§ DIRECTIONS FOR THIS TASK:
List each line of the data that holds the word "Good".

§ DATA FOR THE TASK:
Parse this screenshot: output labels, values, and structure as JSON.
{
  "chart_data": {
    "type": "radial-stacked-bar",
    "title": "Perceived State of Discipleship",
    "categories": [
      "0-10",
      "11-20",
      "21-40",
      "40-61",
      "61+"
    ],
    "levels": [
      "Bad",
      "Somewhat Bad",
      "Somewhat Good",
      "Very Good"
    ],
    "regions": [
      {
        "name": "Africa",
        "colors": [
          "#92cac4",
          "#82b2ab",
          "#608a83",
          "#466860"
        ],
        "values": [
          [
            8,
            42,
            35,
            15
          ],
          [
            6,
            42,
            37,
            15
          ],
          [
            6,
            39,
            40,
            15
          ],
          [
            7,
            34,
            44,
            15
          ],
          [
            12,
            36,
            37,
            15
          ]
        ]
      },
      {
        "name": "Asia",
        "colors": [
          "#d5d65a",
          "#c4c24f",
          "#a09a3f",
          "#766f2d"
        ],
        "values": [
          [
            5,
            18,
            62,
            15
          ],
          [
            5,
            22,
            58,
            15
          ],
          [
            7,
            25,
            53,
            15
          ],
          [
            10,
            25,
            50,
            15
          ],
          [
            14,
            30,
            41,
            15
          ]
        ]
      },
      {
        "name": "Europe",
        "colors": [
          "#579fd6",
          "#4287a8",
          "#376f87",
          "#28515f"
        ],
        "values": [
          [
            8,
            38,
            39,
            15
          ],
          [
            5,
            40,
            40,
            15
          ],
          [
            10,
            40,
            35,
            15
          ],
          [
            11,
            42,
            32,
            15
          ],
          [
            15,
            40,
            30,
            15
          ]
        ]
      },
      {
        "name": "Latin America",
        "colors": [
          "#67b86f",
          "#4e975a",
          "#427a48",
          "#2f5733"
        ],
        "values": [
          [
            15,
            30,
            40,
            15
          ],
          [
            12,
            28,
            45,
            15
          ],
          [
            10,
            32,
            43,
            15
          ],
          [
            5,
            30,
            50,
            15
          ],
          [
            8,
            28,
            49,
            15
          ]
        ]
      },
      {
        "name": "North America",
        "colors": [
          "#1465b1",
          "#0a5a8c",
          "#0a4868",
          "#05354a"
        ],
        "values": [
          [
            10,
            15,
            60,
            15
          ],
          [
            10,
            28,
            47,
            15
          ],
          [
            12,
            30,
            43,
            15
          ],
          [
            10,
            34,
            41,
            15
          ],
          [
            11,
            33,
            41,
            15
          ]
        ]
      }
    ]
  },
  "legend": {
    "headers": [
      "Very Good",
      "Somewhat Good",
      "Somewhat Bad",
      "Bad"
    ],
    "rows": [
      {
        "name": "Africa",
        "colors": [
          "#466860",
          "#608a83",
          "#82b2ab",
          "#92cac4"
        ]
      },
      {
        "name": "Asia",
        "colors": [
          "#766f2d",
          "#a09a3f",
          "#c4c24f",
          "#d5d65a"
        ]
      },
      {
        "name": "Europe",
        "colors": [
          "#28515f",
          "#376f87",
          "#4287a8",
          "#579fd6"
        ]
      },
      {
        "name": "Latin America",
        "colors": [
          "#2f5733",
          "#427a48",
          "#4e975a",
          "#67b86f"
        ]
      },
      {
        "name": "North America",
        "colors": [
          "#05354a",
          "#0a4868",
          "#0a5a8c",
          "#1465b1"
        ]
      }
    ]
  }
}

§ EXERCISE SOLUTION:
      "Somewhat Good",
      "Very Good"
      "Very Good",
      "Somewhat Good",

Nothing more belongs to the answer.